**Records for the task**
-=-=-=-=-
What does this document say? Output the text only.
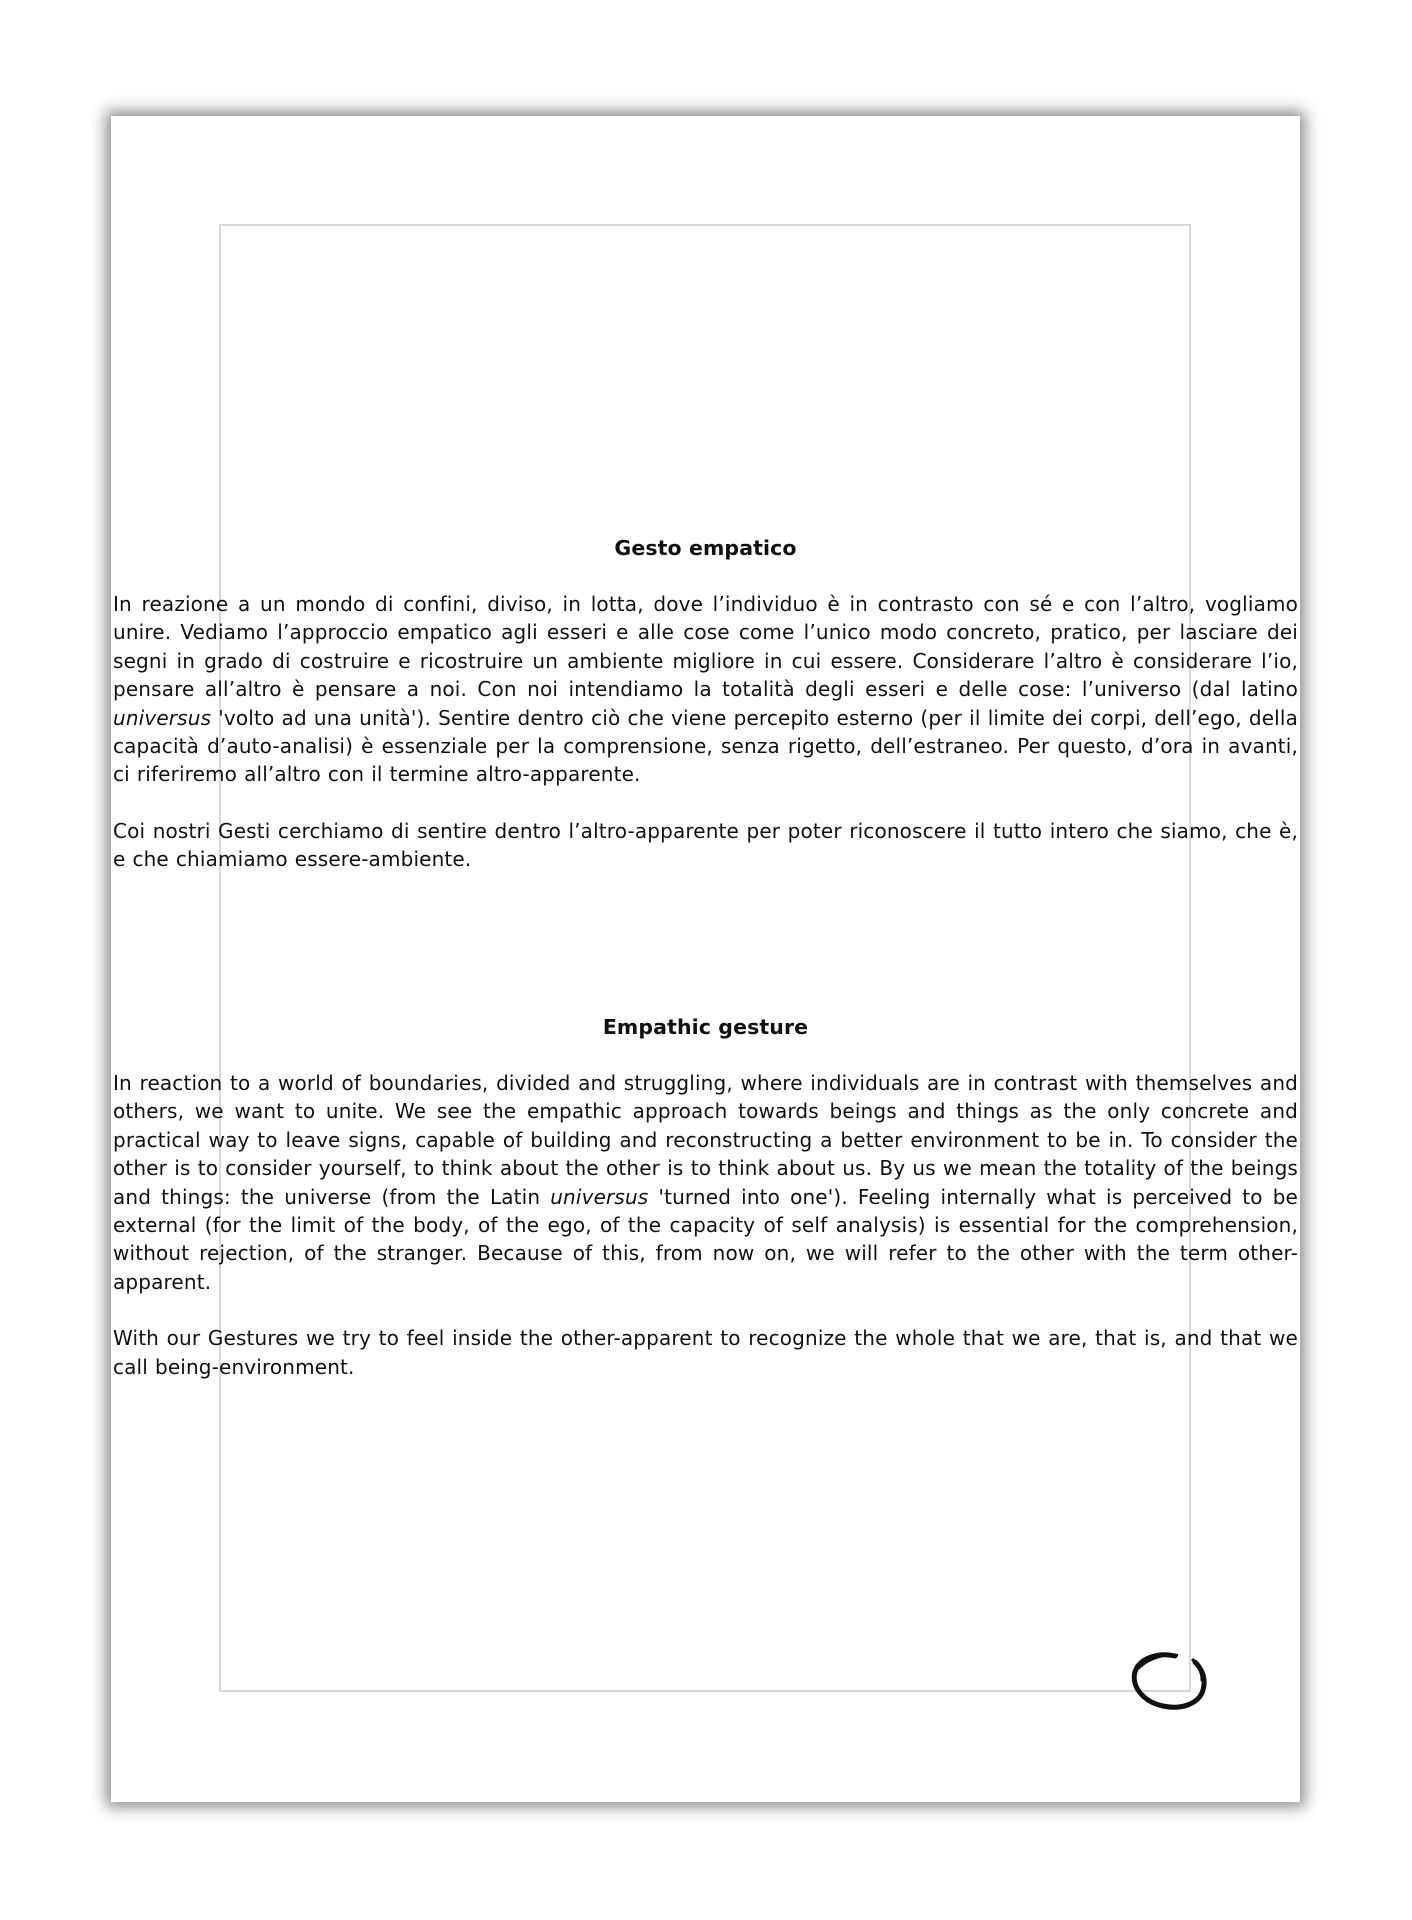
Gesto empatico

In reazione a un mondo di confini, diviso, in lotta, dove l’individuo è in contrasto con sé e con l’altro, vogliamo unire. Vediamo l’approccio empatico agli esseri e alle cose come l’unico modo concreto, pratico, per lasciare dei segni in grado di costruire e ricostruire un ambiente migliore in cui essere. Considerare l’altro è considerare l’io, pensare all’altro è pensare a noi. Con noi intendiamo la totalità degli esseri e delle cose: l’universo (dal latino universus 'volto ad una unità'). Sentire dentro ciò che viene percepito esterno (per il limite dei corpi, dell’ego, della capacità d’auto-analisi) è essenziale per la comprensione, senza rigetto, dell’estraneo. Per questo, d’ora in avanti, ci riferiremo all’altro con il termine altro-apparente.

Coi nostri Gesti cerchiamo di sentire dentro l’altro-apparente per poter riconoscere il tutto intero che siamo, che è, e che chiamiamo essere-ambiente.

Empathic gesture

In reaction to a world of boundaries, divided and struggling, where individuals are in contrast with themselves and others, we want to unite. We see the empathic approach towards beings and things as the only concrete and practical way to leave signs, capable of building and reconstructing a better environment to be in. To consider the other is to consider yourself, to think about the other is to think about us. By us we mean the totality of the beings and things: the universe (from the Latin universus 'turned into one'). Feeling internally what is perceived to be external (for the limit of the body, of the ego, of the capacity of self analysis) is essential for the comprehension, without rejection, of the stranger. Because of this, from now on, we will refer to the other with the term other-apparent.

With our Gestures we try to feel inside the other-apparent to recognize the whole that we are, that is, and that we call being-environment.
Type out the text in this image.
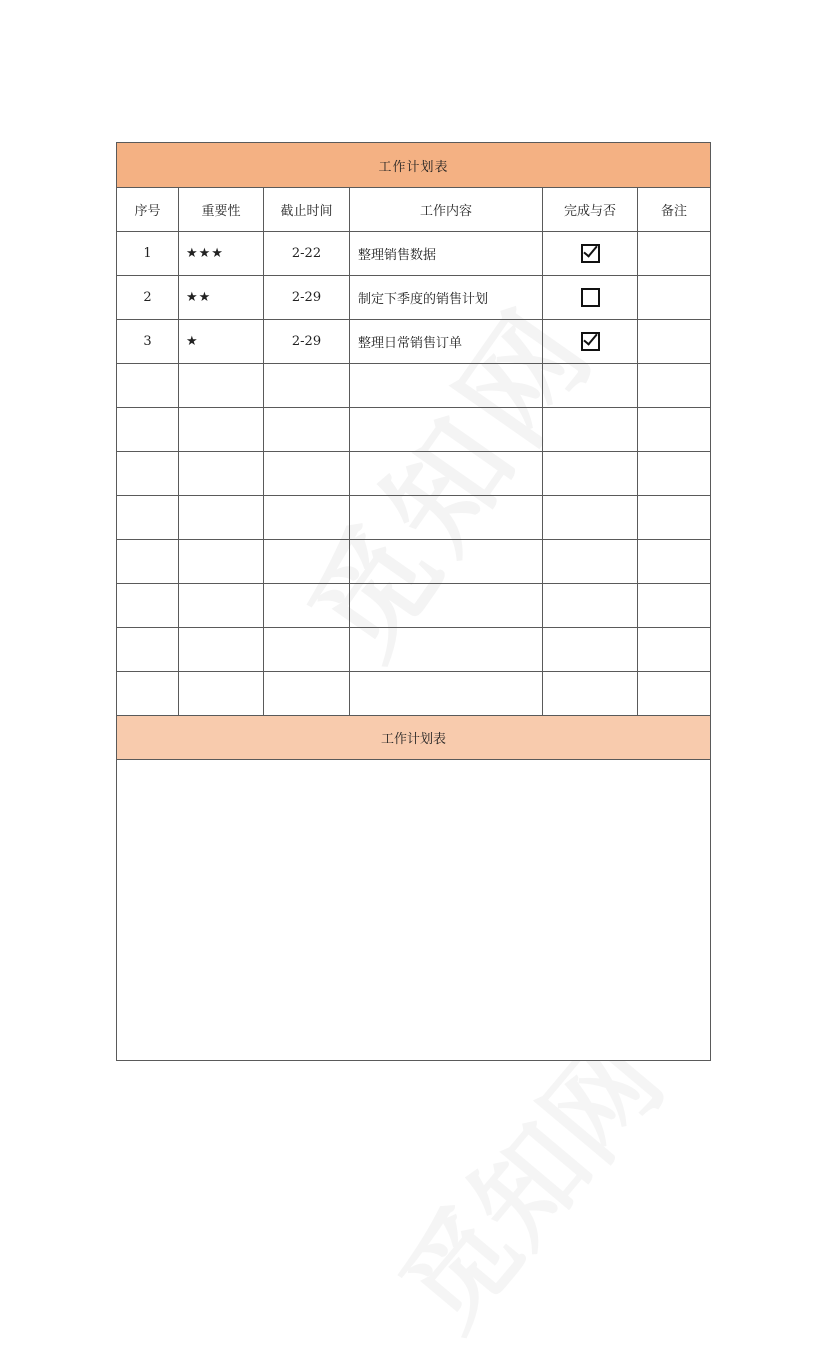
工作计划表					
序号	重要性	截止时间	工作内容	完成与否	备注
1	★★★	2-22	整理销售数据		
2	★★	2-29	制定下季度的销售计划		
3	★	2-29	整理日常销售订单		

工作计划表					
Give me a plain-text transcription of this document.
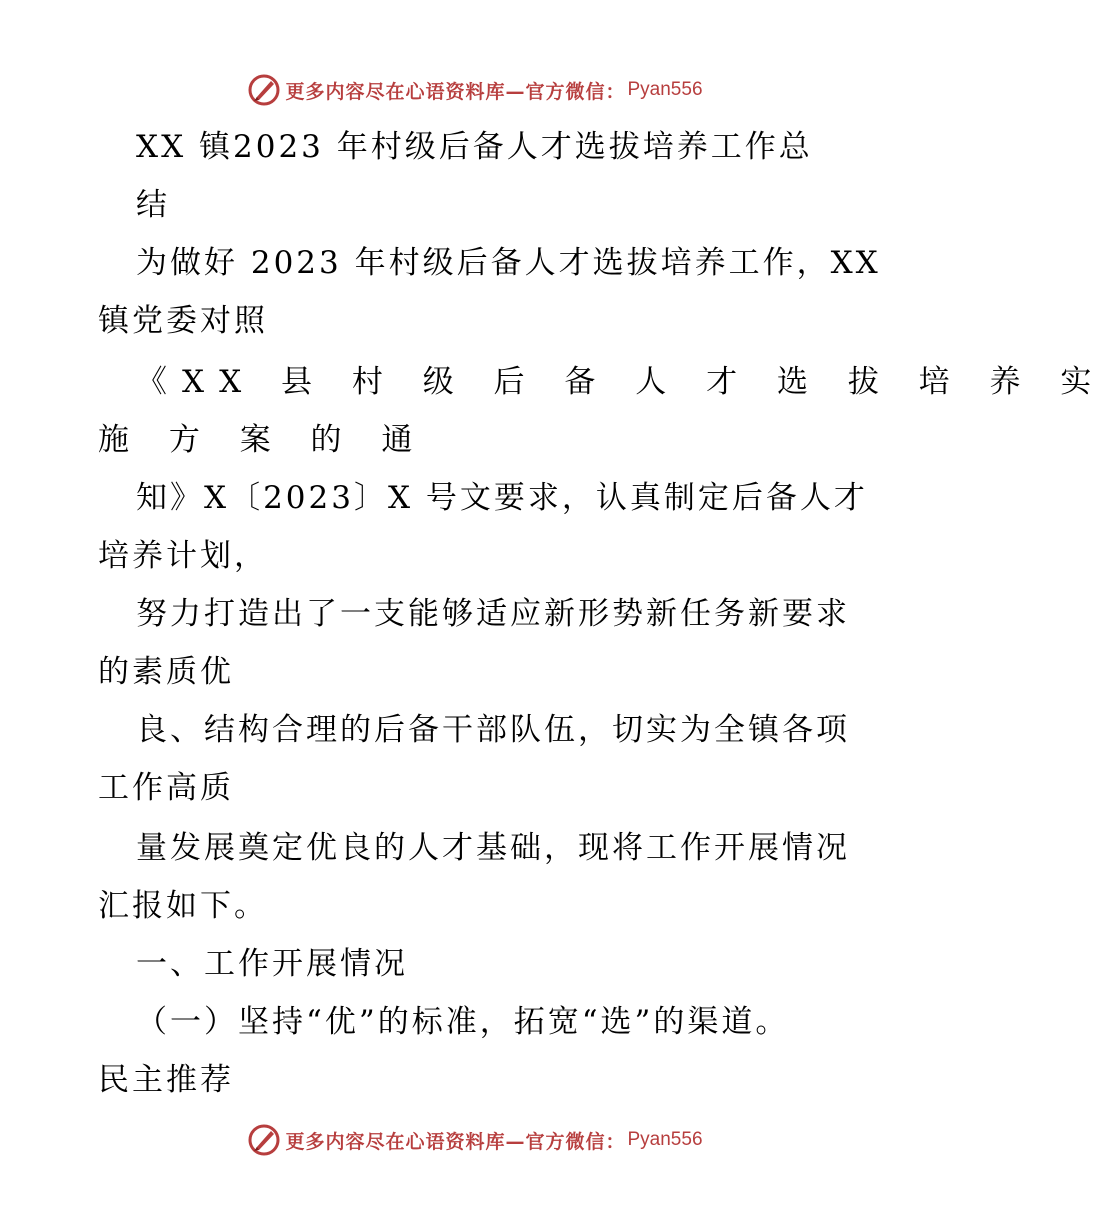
更多内容尽在心语资料库—官方微信： Pyan556
XX 镇2023 年村级后备人才选拔培养工作总
结
为做好 2023 年村级后备人才选拔培养工作，XX
镇党委对照
《XX 县 村 级 后 备 人 才 选 拔 培 养 实
施 方 案 的 通
知》X〔2023〕X 号文要求，认真制定后备人才
培养计划，
努力打造出了一支能够适应新形势新任务新要求
的素质优
良、结构合理的后备干部队伍，切实为全镇各项
工作高质
量发展奠定优良的人才基础，现将工作开展情况
汇报如下。
一、工作开展情况
（一）坚持“优”的标准，拓宽“选”的渠道。
民主推荐
更多内容尽在心语资料库—官方微信： Pyan556
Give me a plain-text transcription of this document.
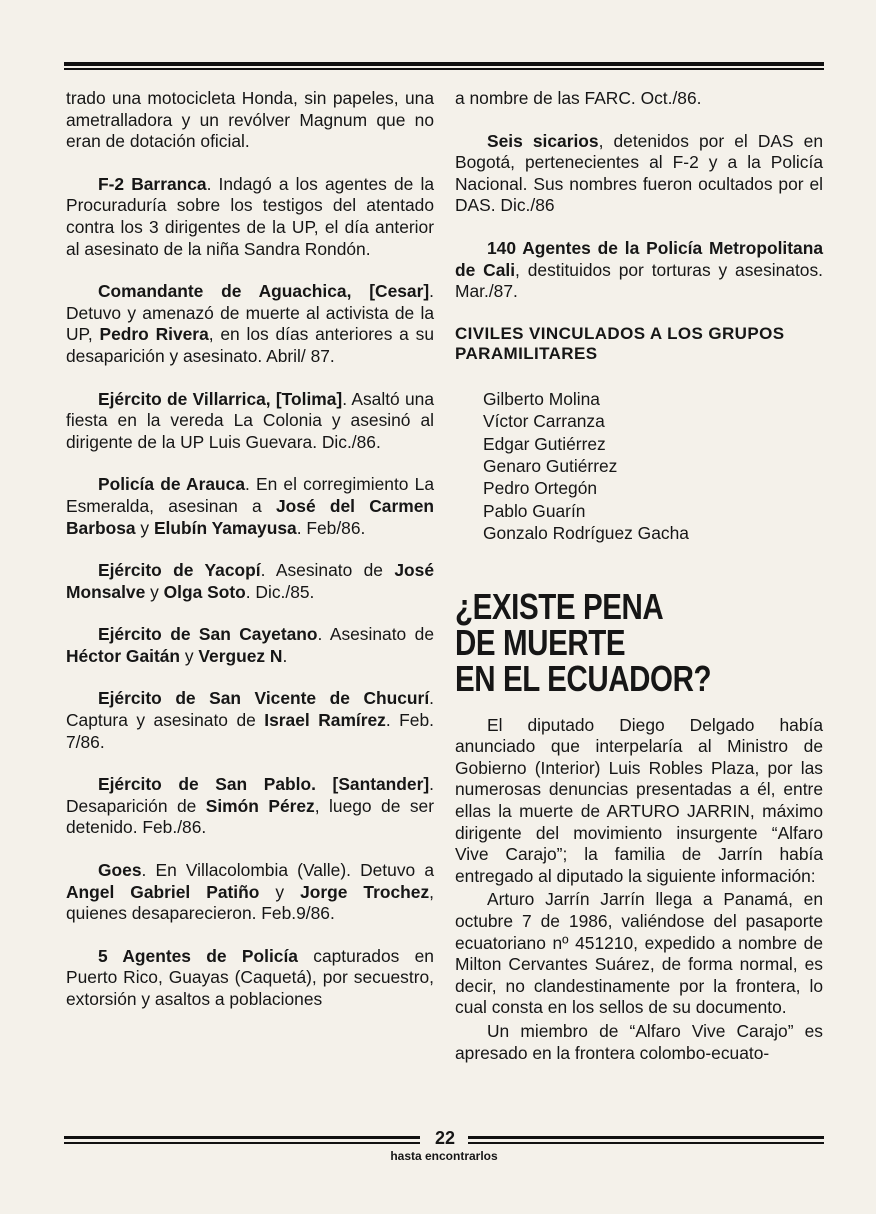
trado una motocicleta Honda, sin papeles, una ametralladora y un revólver Magnum que no eran de dotación oficial.

F-2 Barranca. Indagó a los agentes de la Procuraduría sobre los testigos del atentado contra los 3 dirigentes de la UP, el día anterior al asesinato de la niña Sandra Rondón.

Comandante de Aguachica, [Cesar]. Detuvo y amenazó de muerte al activista de la UP, Pedro Rivera, en los días anteriores a su desaparición y asesinato. Abril/ 87.

Ejército de Villarrica, [Tolima]. Asaltó una fiesta en la vereda La Colonia y asesinó al dirigente de la UP Luis Guevara. Dic./86.

Policía de Arauca. En el corregimiento La Esmeralda, asesinan a José del Carmen Barbosa y Elubín Yamayusa. Feb/86.

Ejército de Yacopí. Asesinato de José Monsalve y Olga Soto. Dic./85.

Ejército de San Cayetano. Asesinato de Héctor Gaitán y Verguez N.

Ejército de San Vicente de Chucurí. Captura y asesinato de Israel Ramírez. Feb. 7/86.

Ejército de San Pablo. [Santander]. Desaparición de Simón Pérez, luego de ser detenido. Feb./86.

Goes. En Villacolombia (Valle). Detuvo a Angel Gabriel Patiño y Jorge Trochez, quienes desaparecieron. Feb.9/86.

5 Agentes de Policía capturados en Puerto Rico, Guayas (Caquetá), por secuestro, extorsión y asaltos a poblaciones

a nombre de las FARC. Oct./86.

Seis sicarios, detenidos por el DAS en Bogotá, pertenecientes al F-2 y a la Policía Nacional. Sus nombres fueron ocultados por el DAS. Dic./86

140 Agentes de la Policía Metropolitana de Cali, destituidos por torturas y asesinatos. Mar./87.

CIVILES VINCULADOS A LOS GRUPOS PARAMILITARES
Gilberto Molina
Víctor Carranza
Edgar Gutiérrez
Genaro Gutiérrez
Pedro Ortegón
Pablo Guarín
Gonzalo Rodríguez Gacha
¿EXISTE PENA
DE MUERTE
EN EL ECUADOR?

El diputado Diego Delgado había anunciado que interpelaría al Ministro de Gobierno (Interior) Luis Robles Plaza, por las numerosas denuncias presentadas a él, entre ellas la muerte de ARTURO JARRIN, máximo dirigente del movimiento insurgente “Alfaro Vive Carajo”; la familia de Jarrín había entregado al diputado la siguiente información:

Arturo Jarrín Jarrín llega a Panamá, en octubre 7 de 1986, valiéndose del pasaporte ecuatoriano nº 451210, expedido a nombre de Milton Cervantes Suárez, de forma normal, es decir, no clandestinamente por la frontera, lo cual consta en los sellos de su documento.

Un miembro de “Alfaro Vive Carajo” es apresado en la frontera colombo-ecuato-

22
hasta encontrarlos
-=-=-=-=-
**What the exercise asks**
All records above are to be printed exactly, minus the pictures they contain.

**Solution for this problem**
What does this document say? Output the text only.
Gesto empatico

In reazione a un mondo di confini, diviso, in lotta, dove l’individuo è in contrasto con sé e con l’altro, vogliamo unire. Vediamo l’approccio empatico agli esseri e alle cose come l’unico modo concreto, pratico, per lasciare dei segni in grado di costruire e ricostruire un ambiente migliore in cui essere. Considerare l’altro è considerare l’io, pensare all’altro è pensare a noi. Con noi intendiamo la totalità degli esseri e delle cose: l’universo (dal latino universus 'volto ad una unità'). Sentire dentro ciò che viene percepito esterno (per il limite dei corpi, dell’ego, della capacità d’auto-analisi) è essenziale per la comprensione, senza rigetto, dell’estraneo. Per questo, d’ora in avanti, ci riferiremo all’altro con il termine altro-apparente.

Coi nostri Gesti cerchiamo di sentire dentro l’altro-apparente per poter riconoscere il tutto intero che siamo, che è, e che chiamiamo essere-ambiente.

Empathic gesture

In reaction to a world of boundaries, divided and struggling, where individuals are in contrast with themselves and others, we want to unite. We see the empathic approach towards beings and things as the only concrete and practical way to leave signs, capable of building and reconstructing a better environment to be in. To consider the other is to consider yourself, to think about the other is to think about us. By us we mean the totality of the beings and things: the universe (from the Latin universus 'turned into one'). Feeling internally what is perceived to be external (for the limit of the body, of the ego, of the capacity of self analysis) is essential for the comprehension, without rejection, of the stranger. Because of this, from now on, we will refer to the other with the term other-apparent.

With our Gestures we try to feel inside the other-apparent to recognize the whole that we are, that is, and that we call being-environment.
Type out the text in this image.
工作计划表					
序号	重要性	截止时间	工作内容	完成与否	备注
1	★★★	2-22	整理销售数据		
2	★★	2-29	制定下季度的销售计划		
3	★	2-29	整理日常销售订单		

工作计划表					
Give me a plain-text transcription of this document.
更多内容尽在心语资料库—官方微信： Pyan556
XX 镇2023 年村级后备人才选拔培养工作总
结
为做好 2023 年村级后备人才选拔培养工作，XX
镇党委对照
《XX 县 村 级 后 备 人 才 选 拔 培 养 实
施 方 案 的 通
知》X〔2023〕X 号文要求，认真制定后备人才
培养计划，
努力打造出了一支能够适应新形势新任务新要求
的素质优
良、结构合理的后备干部队伍，切实为全镇各项
工作高质
量发展奠定优良的人才基础，现将工作开展情况
汇报如下。
一、工作开展情况
（一）坚持“优”的标准，拓宽“选”的渠道。
民主推荐
更多内容尽在心语资料库—官方微信： Pyan556
Give me a plain-text transcription of this document.
trado una motocicleta Honda, sin papeles, una ametralladora y un revólver Magnum que no eran de dotación oficial.

F-2 Barranca. Indagó a los agentes de la Procuraduría sobre los testigos del atentado contra los 3 dirigentes de la UP, el día anterior al asesinato de la niña Sandra Rondón.

Comandante de Aguachica, [Cesar]. Detuvo y amenazó de muerte al activista de la UP, Pedro Rivera, en los días anteriores a su desaparición y asesinato. Abril/ 87.

Ejército de Villarrica, [Tolima]. Asaltó una fiesta en la vereda La Colonia y asesinó al dirigente de la UP Luis Guevara. Dic./86.

Policía de Arauca. En el corregimiento La Esmeralda, asesinan a José del Carmen Barbosa y Elubín Yamayusa. Feb/86.

Ejército de Yacopí. Asesinato de José Monsalve y Olga Soto. Dic./85.

Ejército de San Cayetano. Asesinato de Héctor Gaitán y Verguez N.

Ejército de San Vicente de Chucurí. Captura y asesinato de Israel Ramírez. Feb. 7/86.

Ejército de San Pablo. [Santander]. Desaparición de Simón Pérez, luego de ser detenido. Feb./86.

Goes. En Villacolombia (Valle). Detuvo a Angel Gabriel Patiño y Jorge Trochez, quienes desaparecieron. Feb.9/86.

5 Agentes de Policía capturados en Puerto Rico, Guayas (Caquetá), por secuestro, extorsión y asaltos a poblaciones

a nombre de las FARC. Oct./86.

Seis sicarios, detenidos por el DAS en Bogotá, pertenecientes al F-2 y a la Policía Nacional. Sus nombres fueron ocultados por el DAS. Dic./86

140 Agentes de la Policía Metropolitana de Cali, destituidos por torturas y asesinatos. Mar./87.

CIVILES VINCULADOS A LOS GRUPOS PARAMILITARES
Gilberto Molina
Víctor Carranza
Edgar Gutiérrez
Genaro Gutiérrez
Pedro Ortegón
Pablo Guarín
Gonzalo Rodríguez Gacha
¿EXISTE PENA
DE MUERTE
EN EL ECUADOR?

El diputado Diego Delgado había anunciado que interpelaría al Ministro de Gobierno (Interior) Luis Robles Plaza, por las numerosas denuncias presentadas a él, entre ellas la muerte de ARTURO JARRIN, máximo dirigente del movimiento insurgente “Alfaro Vive Carajo”; la familia de Jarrín había entregado al diputado la siguiente información:

Arturo Jarrín Jarrín llega a Panamá, en octubre 7 de 1986, valiéndose del pasaporte ecuatoriano nº 451210, expedido a nombre de Milton Cervantes Suárez, de forma normal, es decir, no clandestinamente por la frontera, lo cual consta en los sellos de su documento.

Un miembro de “Alfaro Vive Carajo” es apresado en la frontera colombo-ecuato-

22
hasta encontrarlos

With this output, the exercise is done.